TASK GOAL:
The answer is a single number: how many lines hold the string "University".

===== RECORD SET

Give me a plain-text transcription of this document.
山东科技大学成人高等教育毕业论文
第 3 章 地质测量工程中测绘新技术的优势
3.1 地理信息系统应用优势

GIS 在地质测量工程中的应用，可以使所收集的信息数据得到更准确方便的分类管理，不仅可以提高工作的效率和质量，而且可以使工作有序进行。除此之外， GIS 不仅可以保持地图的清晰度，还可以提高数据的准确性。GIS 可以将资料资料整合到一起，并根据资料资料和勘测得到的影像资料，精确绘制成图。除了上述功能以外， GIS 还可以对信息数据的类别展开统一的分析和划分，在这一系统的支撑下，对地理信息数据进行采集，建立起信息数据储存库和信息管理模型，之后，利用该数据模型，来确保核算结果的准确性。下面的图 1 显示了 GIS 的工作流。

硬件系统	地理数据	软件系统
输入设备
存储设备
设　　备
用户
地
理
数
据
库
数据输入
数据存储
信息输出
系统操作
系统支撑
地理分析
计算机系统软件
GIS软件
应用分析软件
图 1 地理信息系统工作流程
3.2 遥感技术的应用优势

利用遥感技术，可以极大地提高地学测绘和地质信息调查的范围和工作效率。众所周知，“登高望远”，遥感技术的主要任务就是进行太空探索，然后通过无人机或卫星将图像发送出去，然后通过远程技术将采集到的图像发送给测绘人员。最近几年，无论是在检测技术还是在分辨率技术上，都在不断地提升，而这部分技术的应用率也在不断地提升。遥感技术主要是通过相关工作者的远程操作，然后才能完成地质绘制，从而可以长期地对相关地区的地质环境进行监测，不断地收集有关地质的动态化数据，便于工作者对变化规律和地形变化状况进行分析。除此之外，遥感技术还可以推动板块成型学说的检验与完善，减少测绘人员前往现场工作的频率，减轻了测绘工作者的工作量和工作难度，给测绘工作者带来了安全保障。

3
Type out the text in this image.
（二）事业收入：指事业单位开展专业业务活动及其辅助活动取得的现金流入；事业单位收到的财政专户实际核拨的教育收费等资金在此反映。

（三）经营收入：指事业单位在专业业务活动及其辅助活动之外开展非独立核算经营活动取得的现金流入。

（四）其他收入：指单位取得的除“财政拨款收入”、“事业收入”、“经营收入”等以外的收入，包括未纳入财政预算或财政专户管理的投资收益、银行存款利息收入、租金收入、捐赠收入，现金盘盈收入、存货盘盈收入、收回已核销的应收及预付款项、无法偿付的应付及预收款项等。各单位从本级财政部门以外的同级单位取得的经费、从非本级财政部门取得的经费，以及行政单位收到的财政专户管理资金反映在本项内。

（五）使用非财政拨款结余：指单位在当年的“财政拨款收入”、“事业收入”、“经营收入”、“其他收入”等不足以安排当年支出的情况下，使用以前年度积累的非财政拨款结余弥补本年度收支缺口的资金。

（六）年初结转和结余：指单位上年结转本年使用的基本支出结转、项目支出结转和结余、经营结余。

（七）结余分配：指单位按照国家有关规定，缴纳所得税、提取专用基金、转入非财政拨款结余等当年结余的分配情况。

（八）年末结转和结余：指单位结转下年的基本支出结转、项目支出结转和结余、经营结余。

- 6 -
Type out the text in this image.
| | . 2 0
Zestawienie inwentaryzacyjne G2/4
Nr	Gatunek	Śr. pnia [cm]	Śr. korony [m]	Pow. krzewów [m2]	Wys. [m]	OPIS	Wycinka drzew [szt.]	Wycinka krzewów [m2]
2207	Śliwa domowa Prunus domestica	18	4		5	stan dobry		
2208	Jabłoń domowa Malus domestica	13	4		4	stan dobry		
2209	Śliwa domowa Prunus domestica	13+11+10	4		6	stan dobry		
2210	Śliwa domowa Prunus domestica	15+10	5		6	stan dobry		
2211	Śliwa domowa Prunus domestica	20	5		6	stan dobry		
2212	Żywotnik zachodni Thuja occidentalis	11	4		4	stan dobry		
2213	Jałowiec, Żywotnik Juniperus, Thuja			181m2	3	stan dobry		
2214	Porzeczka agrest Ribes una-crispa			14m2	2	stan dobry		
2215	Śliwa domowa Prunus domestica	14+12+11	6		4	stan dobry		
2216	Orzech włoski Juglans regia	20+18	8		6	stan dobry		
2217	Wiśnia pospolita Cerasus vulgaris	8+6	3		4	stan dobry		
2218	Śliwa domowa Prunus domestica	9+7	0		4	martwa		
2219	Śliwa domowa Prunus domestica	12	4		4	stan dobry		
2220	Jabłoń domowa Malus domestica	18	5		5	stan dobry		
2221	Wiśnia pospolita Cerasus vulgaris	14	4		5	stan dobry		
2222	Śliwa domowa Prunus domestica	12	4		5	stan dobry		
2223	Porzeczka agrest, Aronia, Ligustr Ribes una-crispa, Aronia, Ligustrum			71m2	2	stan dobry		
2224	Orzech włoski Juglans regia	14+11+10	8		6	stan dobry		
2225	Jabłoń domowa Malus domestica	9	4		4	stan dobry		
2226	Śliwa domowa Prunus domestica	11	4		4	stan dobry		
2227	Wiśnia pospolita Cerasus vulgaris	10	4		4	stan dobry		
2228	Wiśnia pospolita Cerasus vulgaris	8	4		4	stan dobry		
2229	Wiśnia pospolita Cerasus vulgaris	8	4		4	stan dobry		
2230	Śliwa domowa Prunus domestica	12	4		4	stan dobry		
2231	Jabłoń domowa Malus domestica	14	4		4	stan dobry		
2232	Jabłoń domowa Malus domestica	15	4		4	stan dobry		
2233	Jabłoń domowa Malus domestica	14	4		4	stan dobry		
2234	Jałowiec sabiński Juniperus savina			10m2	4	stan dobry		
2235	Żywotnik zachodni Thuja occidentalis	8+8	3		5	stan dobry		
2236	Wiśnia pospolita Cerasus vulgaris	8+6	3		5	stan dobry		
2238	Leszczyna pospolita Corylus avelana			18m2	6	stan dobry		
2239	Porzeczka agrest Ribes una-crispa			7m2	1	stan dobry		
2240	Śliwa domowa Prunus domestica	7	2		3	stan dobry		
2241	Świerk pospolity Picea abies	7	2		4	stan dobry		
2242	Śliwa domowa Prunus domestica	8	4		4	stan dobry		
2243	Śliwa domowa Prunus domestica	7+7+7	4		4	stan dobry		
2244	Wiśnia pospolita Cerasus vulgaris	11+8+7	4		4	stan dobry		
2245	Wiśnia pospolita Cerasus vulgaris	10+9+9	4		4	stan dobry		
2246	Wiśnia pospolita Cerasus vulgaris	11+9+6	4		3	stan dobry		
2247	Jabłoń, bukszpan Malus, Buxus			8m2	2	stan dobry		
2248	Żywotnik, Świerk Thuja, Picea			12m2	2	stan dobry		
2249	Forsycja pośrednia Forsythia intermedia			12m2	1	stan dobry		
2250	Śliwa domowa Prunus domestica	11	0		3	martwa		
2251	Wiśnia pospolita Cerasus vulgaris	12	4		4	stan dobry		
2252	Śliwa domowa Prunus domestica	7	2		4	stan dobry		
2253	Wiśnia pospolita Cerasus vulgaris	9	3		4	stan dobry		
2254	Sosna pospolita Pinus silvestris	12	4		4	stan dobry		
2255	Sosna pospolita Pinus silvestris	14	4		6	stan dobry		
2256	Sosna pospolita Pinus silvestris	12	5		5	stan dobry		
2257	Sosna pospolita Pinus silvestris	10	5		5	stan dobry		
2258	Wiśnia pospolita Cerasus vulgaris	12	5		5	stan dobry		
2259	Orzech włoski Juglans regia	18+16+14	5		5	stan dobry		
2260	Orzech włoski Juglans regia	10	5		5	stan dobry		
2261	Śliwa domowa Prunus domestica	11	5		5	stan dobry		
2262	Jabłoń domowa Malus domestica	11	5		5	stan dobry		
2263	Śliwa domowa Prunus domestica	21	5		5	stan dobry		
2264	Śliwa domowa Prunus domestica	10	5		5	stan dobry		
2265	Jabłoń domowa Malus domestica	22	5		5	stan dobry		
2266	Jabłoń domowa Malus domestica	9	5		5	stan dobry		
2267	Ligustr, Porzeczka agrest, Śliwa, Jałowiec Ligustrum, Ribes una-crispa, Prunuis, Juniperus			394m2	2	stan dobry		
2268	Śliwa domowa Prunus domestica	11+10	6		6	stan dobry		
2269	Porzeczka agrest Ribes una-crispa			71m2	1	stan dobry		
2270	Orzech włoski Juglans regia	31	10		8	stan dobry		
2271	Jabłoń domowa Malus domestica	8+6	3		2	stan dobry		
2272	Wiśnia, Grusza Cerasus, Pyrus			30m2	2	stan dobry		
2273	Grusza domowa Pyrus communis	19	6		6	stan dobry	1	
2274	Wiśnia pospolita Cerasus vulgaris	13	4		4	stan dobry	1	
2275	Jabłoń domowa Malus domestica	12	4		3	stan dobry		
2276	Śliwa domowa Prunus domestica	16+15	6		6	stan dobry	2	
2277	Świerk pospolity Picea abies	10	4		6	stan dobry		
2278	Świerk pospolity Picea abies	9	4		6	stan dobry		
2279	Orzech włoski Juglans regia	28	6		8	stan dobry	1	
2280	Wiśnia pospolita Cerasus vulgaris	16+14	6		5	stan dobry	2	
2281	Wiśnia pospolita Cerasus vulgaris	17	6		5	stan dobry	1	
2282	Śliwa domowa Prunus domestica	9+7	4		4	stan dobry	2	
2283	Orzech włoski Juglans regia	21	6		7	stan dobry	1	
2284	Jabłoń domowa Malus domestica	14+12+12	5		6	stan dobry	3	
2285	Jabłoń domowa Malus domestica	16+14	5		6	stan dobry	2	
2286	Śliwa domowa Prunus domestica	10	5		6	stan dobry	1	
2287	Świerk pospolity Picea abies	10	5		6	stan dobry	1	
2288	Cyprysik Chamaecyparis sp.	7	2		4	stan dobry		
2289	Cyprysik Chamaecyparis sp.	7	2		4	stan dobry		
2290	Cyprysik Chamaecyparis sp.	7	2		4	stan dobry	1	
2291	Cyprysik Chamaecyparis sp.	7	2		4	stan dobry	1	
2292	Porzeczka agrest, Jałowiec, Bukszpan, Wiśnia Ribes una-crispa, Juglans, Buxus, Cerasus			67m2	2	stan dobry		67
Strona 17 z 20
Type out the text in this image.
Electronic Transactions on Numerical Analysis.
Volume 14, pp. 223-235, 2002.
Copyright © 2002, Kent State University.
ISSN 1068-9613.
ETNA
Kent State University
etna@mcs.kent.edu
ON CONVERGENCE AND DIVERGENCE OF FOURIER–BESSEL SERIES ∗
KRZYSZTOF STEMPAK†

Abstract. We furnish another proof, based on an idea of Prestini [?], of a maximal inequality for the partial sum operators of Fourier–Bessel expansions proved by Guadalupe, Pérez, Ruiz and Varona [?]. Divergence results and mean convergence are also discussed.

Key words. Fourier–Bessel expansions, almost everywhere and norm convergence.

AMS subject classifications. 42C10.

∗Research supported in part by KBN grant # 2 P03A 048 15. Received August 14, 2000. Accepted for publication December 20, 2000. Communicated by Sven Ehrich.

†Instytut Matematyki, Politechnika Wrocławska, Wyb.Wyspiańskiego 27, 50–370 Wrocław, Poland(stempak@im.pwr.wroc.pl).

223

==========

OUTPUT BELOW:
2